- [Direction]:
Answer with one number only: the number of lines that include the word "name".

----------------------------------------

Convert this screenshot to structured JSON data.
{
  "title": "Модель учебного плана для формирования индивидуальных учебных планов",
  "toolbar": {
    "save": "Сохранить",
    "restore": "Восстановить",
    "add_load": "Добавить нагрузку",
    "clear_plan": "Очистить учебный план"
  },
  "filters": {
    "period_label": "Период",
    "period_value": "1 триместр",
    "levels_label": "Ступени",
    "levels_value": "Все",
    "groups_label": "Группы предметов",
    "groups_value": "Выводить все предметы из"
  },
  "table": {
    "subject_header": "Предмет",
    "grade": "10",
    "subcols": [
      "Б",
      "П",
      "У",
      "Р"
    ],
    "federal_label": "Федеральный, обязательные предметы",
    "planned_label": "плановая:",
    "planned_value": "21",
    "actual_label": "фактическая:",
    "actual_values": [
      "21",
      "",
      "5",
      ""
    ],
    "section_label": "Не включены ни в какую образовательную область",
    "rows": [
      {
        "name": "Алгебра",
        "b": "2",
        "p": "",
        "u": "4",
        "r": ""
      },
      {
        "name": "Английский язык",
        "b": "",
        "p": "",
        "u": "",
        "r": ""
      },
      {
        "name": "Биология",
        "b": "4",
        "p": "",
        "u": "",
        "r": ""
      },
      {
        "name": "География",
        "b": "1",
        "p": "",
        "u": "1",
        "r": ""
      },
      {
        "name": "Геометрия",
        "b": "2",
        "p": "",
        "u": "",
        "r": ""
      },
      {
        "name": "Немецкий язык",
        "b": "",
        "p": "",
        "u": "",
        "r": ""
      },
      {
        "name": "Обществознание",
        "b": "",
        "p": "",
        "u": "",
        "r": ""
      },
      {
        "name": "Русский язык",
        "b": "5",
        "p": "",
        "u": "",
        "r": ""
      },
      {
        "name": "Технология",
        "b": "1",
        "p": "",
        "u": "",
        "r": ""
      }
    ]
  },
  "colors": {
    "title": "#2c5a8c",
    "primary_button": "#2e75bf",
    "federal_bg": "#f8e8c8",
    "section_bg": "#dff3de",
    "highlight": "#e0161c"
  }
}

----------------------------------------

- [Response to the task]:
9